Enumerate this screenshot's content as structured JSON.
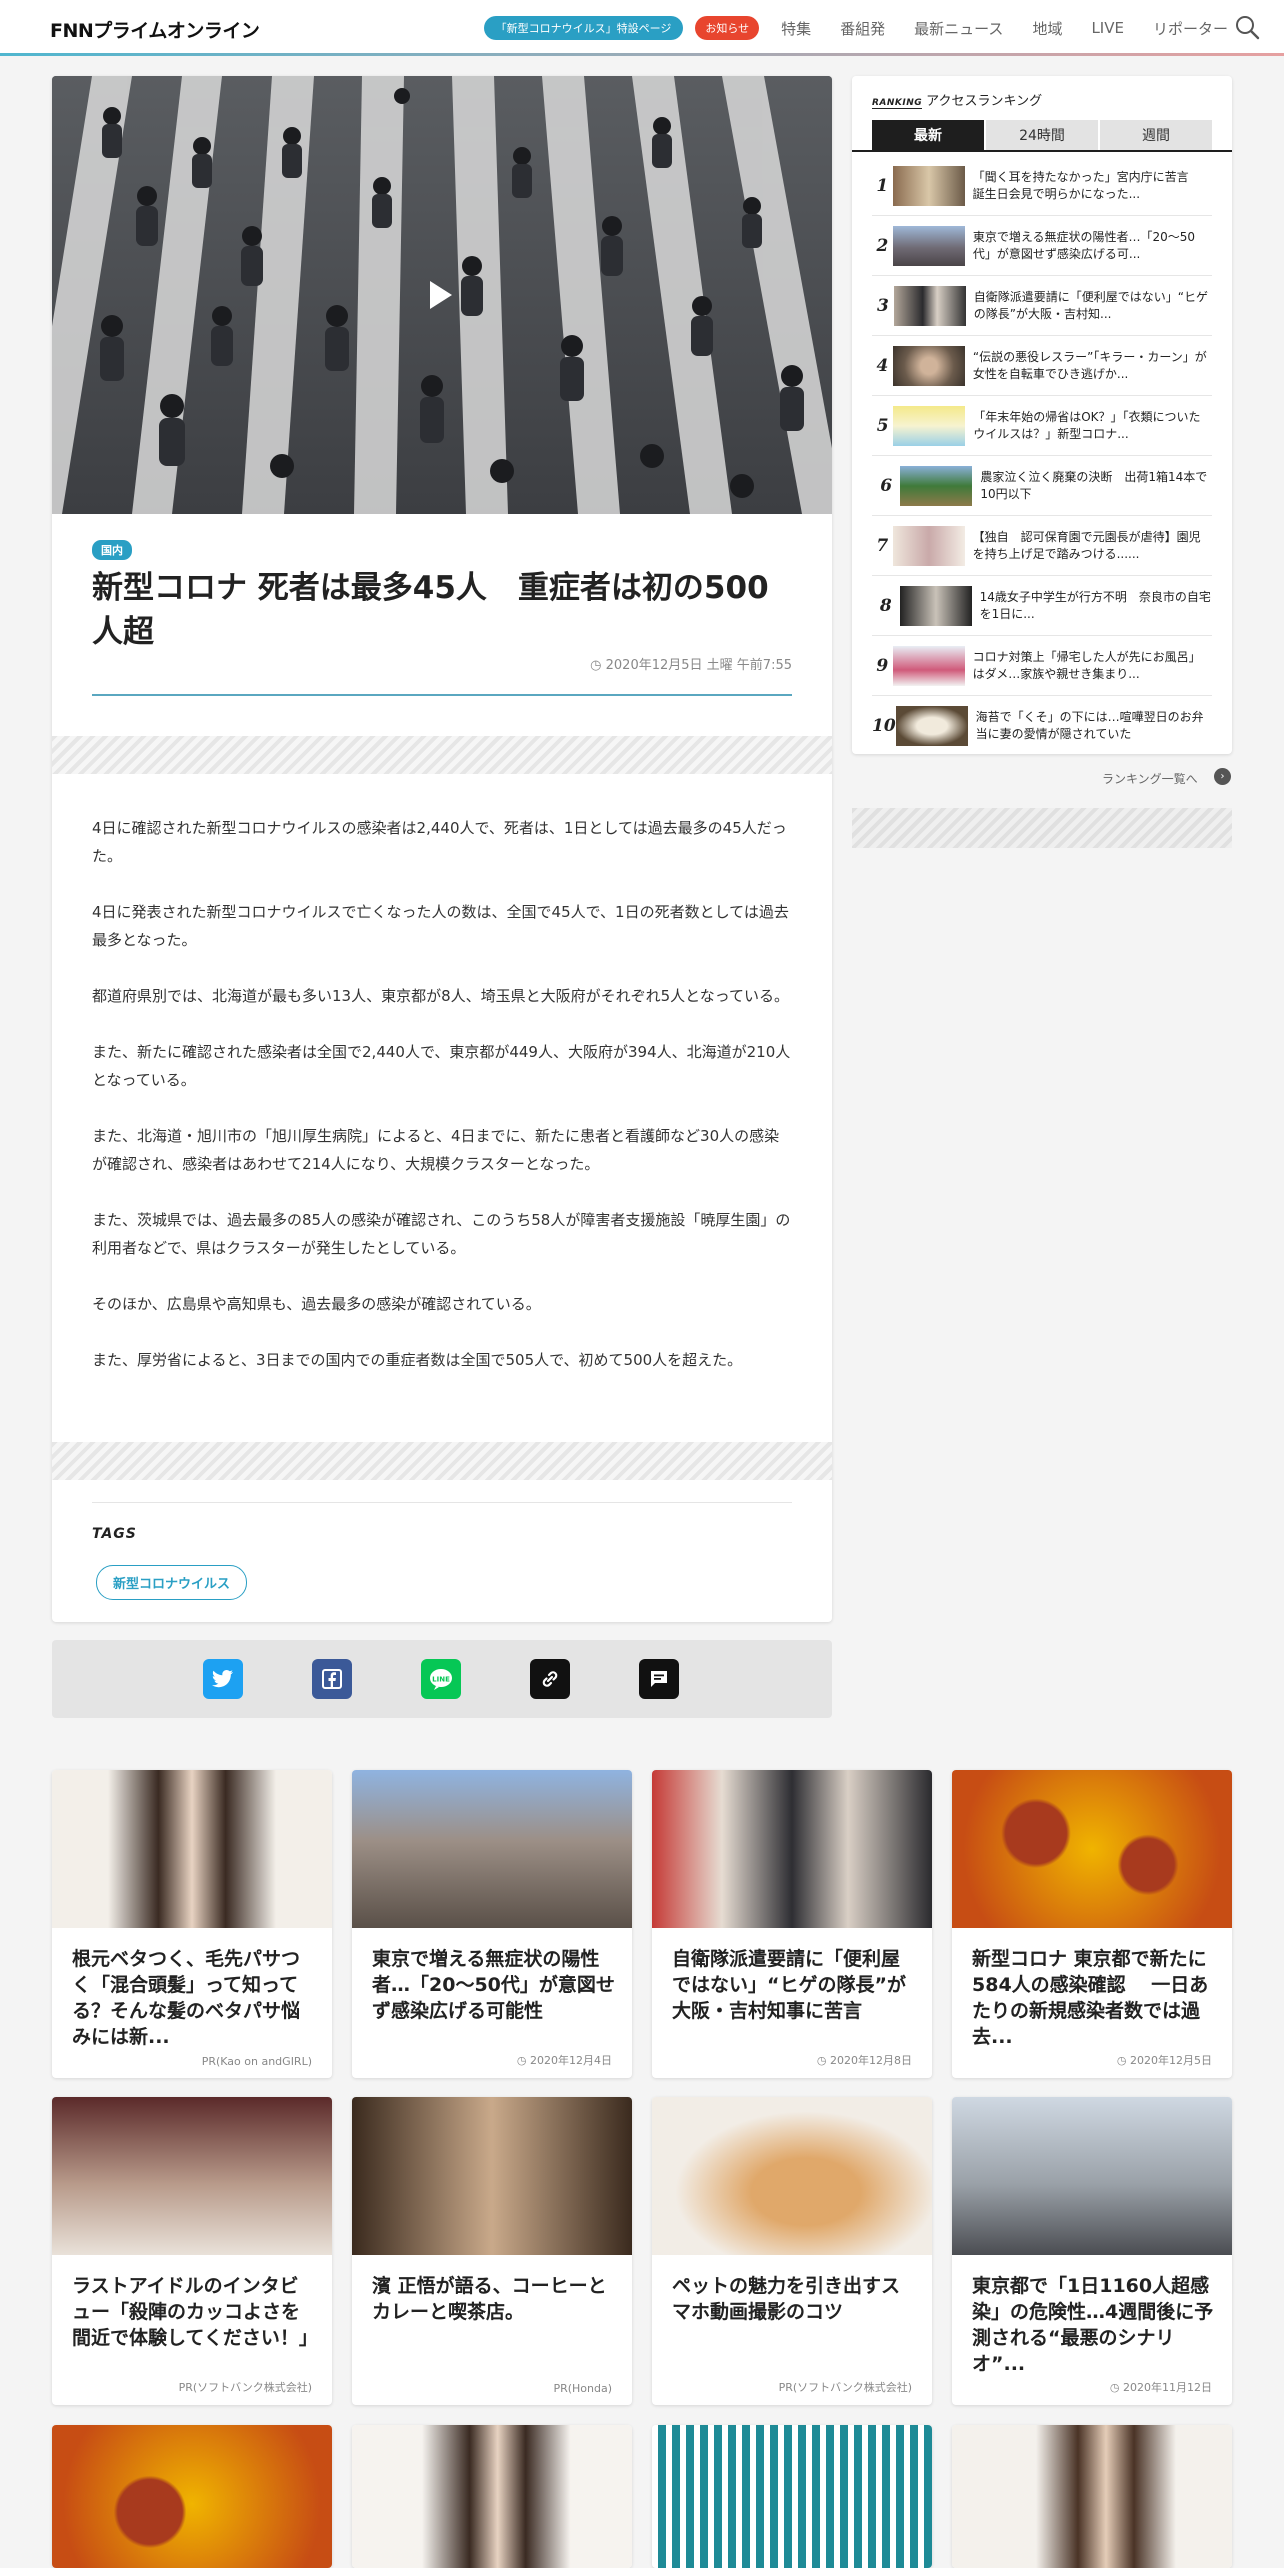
{
  "header": {
    "logo": "FNNプライムオンライン",
    "covid_pill": "「新型コロナウイルス」特設ページ",
    "notice_pill": "お知らせ",
    "nav": [
      "特集",
      "番組発",
      "最新ニュース",
      "地域",
      "LIVE",
      "リポーター"
    ]
  },
  "article": {
    "category": "国内",
    "title": "新型コロナ 死者は最多45人　重症者は初の500人超",
    "date": "2020年12月5日 土曜 午前7:55",
    "paragraphs": [
      "4日に確認された新型コロナウイルスの感染者は2,440人で、死者は、1日としては過去最多の45人だった。",
      "4日に発表された新型コロナウイルスで亡くなった人の数は、全国で45人で、1日の死者数としては過去最多となった。",
      "都道府県別では、北海道が最も多い13人、東京都が8人、埼玉県と大阪府がそれぞれ5人となっている。",
      "また、新たに確認された感染者は全国で2,440人で、東京都が449人、大阪府が394人、北海道が210人となっている。",
      "また、北海道・旭川市の「旭川厚生病院」によると、4日までに、新たに患者と看護師など30人の感染が確認され、感染者はあわせて214人になり、大規模クラスターとなった。",
      "また、茨城県では、過去最多の85人の感染が確認され、このうち58人が障害者支援施設「暁厚生園」の利用者などで、県はクラスターが発生したとしている。",
      "そのほか、広島県や高知県も、過去最多の感染が確認されている。",
      "また、厚労省によると、3日までの国内での重症者数は全国で505人で、初めて500人を超えた。"
    ],
    "tags_label": "TAGS",
    "tags": [
      "新型コロナウイルス"
    ]
  },
  "share_icons": [
    "twitter-icon",
    "facebook-icon",
    "line-icon",
    "link-icon",
    "comment-icon"
  ],
  "ranking": {
    "label_en": "RANKING",
    "label": "アクセスランキング",
    "tabs": [
      "最新",
      "24時間",
      "週間"
    ],
    "active_tab": "最新",
    "items": [
      {
        "num": "1",
        "text": "「聞く耳を持たなかった」宮内庁に苦言　誕生日会見で明らかになった..."
      },
      {
        "num": "2",
        "text": "東京で増える無症状の陽性者…「20～50代」が意図せず感染広げる可..."
      },
      {
        "num": "3",
        "text": "自衛隊派遣要請に「便利屋ではない」“ヒゲの隊長”が大阪・吉村知..."
      },
      {
        "num": "4",
        "text": "“伝説の悪役レスラー”「キラー・カーン」が女性を自転車でひき逃げか..."
      },
      {
        "num": "5",
        "text": "「年末年始の帰省はOK？」「衣類についたウイルスは？」新型コロナ..."
      },
      {
        "num": "6",
        "text": "農家泣く泣く廃棄の決断　出荷1箱14本で10円以下"
      },
      {
        "num": "7",
        "text": "【独自　認可保育園で元園長が虐待】園児を持ち上げ足で踏みつける......"
      },
      {
        "num": "8",
        "text": "14歳女子中学生が行方不明　奈良市の自宅を1日に..."
      },
      {
        "num": "9",
        "text": "コロナ対策上「帰宅した人が先にお風呂」はダメ…家族や親せき集まり..."
      },
      {
        "num": "10",
        "text": "海苔で「くそ」の下には…喧嘩翌日のお弁当に妻の愛情が隠されていた"
      }
    ],
    "more": "ランキング一覧へ"
  },
  "cards": [
    {
      "title": "根元ベタつく、毛先パサつく「混合頭髪」って知ってる？そんな髪のベタパサ悩みには新...",
      "meta": "PR(Kao on andGIRL)"
    },
    {
      "title": "東京で増える無症状の陽性者…「20～50代」が意図せず感染広げる可能性",
      "meta": "2020年12月4日"
    },
    {
      "title": "自衛隊派遣要請に「便利屋ではない」“ヒゲの隊長”が大阪・吉村知事に苦言",
      "meta": "2020年12月8日"
    },
    {
      "title": "新型コロナ 東京都で新たに584人の感染確認　 一日あたりの新規感染者数では過去...",
      "meta": "2020年12月5日"
    },
    {
      "title": "ラストアイドルのインタビュー「殺陣のカッコよさを間近で体験してください！」",
      "meta": "PR(ソフトバンク株式会社)"
    },
    {
      "title": "濱 正悟が語る、コーヒーとカレーと喫茶店。",
      "meta": "PR(Honda)"
    },
    {
      "title": "ペットの魅力を引き出すスマホ動画撮影のコツ",
      "meta": "PR(ソフトバンク株式会社)"
    },
    {
      "title": "東京都で「1日1160人超感染」の危険性…4週間後に予測される“最悪のシナリオ”...",
      "meta": "2020年11月12日"
    }
  ]
}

::::::::::

◆ **Task objective**: Reproduce every line exactly and omit all pictures.

◆ **Expected output**:
Enumerate this screenshot's content as structured JSON.
{
  "header": {
    "logo": "FNNプライムオンライン",
    "covid_pill": "「新型コロナウイルス」特設ページ",
    "notice_pill": "お知らせ",
    "nav": [
      "特集",
      "番組発",
      "最新ニュース",
      "地域",
      "LIVE",
      "リポーター"
    ]
  },
  "article": {
    "category": "国内",
    "title": "新型コロナ 死者は最多45人　重症者は初の500人超",
    "date": "2020年12月5日 土曜 午前7:55",
    "paragraphs": [
      "4日に確認された新型コロナウイルスの感染者は2,440人で、死者は、1日としては過去最多の45人だった。",
      "4日に発表された新型コロナウイルスで亡くなった人の数は、全国で45人で、1日の死者数としては過去最多となった。",
      "都道府県別では、北海道が最も多い13人、東京都が8人、埼玉県と大阪府がそれぞれ5人となっている。",
      "また、新たに確認された感染者は全国で2,440人で、東京都が449人、大阪府が394人、北海道が210人となっている。",
      "また、北海道・旭川市の「旭川厚生病院」によると、4日までに、新たに患者と看護師など30人の感染が確認され、感染者はあわせて214人になり、大規模クラスターとなった。",
      "また、茨城県では、過去最多の85人の感染が確認され、このうち58人が障害者支援施設「暁厚生園」の利用者などで、県はクラスターが発生したとしている。",
      "そのほか、広島県や高知県も、過去最多の感染が確認されている。",
      "また、厚労省によると、3日までの国内での重症者数は全国で505人で、初めて500人を超えた。"
    ],
    "tags_label": "TAGS",
    "tags": [
      "新型コロナウイルス"
    ]
  },
  "share_icons": [
    "twitter-icon",
    "facebook-icon",
    "line-icon",
    "link-icon",
    "comment-icon"
  ],
  "ranking": {
    "label_en": "RANKING",
    "label": "アクセスランキング",
    "tabs": [
      "最新",
      "24時間",
      "週間"
    ],
    "active_tab": "最新",
    "items": [
      {
        "num": "1",
        "text": "「聞く耳を持たなかった」宮内庁に苦言　誕生日会見で明らかになった..."
      },
      {
        "num": "2",
        "text": "東京で増える無症状の陽性者…「20～50代」が意図せず感染広げる可..."
      },
      {
        "num": "3",
        "text": "自衛隊派遣要請に「便利屋ではない」“ヒゲの隊長”が大阪・吉村知..."
      },
      {
        "num": "4",
        "text": "“伝説の悪役レスラー”「キラー・カーン」が女性を自転車でひき逃げか..."
      },
      {
        "num": "5",
        "text": "「年末年始の帰省はOK？」「衣類についたウイルスは？」新型コロナ..."
      },
      {
        "num": "6",
        "text": "農家泣く泣く廃棄の決断　出荷1箱14本で10円以下"
      },
      {
        "num": "7",
        "text": "【独自　認可保育園で元園長が虐待】園児を持ち上げ足で踏みつける......"
      },
      {
        "num": "8",
        "text": "14歳女子中学生が行方不明　奈良市の自宅を1日に..."
      },
      {
        "num": "9",
        "text": "コロナ対策上「帰宅した人が先にお風呂」はダメ…家族や親せき集まり..."
      },
      {
        "num": "10",
        "text": "海苔で「くそ」の下には…喧嘩翌日のお弁当に妻の愛情が隠されていた"
      }
    ],
    "more": "ランキング一覧へ"
  },
  "cards": [
    {
      "title": "根元ベタつく、毛先パサつく「混合頭髪」って知ってる？そんな髪のベタパサ悩みには新...",
      "meta": "PR(Kao on andGIRL)"
    },
    {
      "title": "東京で増える無症状の陽性者…「20～50代」が意図せず感染広げる可能性",
      "meta": "2020年12月4日"
    },
    {
      "title": "自衛隊派遣要請に「便利屋ではない」“ヒゲの隊長”が大阪・吉村知事に苦言",
      "meta": "2020年12月8日"
    },
    {
      "title": "新型コロナ 東京都で新たに584人の感染確認　 一日あたりの新規感染者数では過去...",
      "meta": "2020年12月5日"
    },
    {
      "title": "ラストアイドルのインタビュー「殺陣のカッコよさを間近で体験してください！」",
      "meta": "PR(ソフトバンク株式会社)"
    },
    {
      "title": "濱 正悟が語る、コーヒーとカレーと喫茶店。",
      "meta": "PR(Honda)"
    },
    {
      "title": "ペットの魅力を引き出すスマホ動画撮影のコツ",
      "meta": "PR(ソフトバンク株式会社)"
    },
    {
      "title": "東京都で「1日1160人超感染」の危険性…4週間後に予測される“最悪のシナリオ”...",
      "meta": "2020年11月12日"
    }
  ]
}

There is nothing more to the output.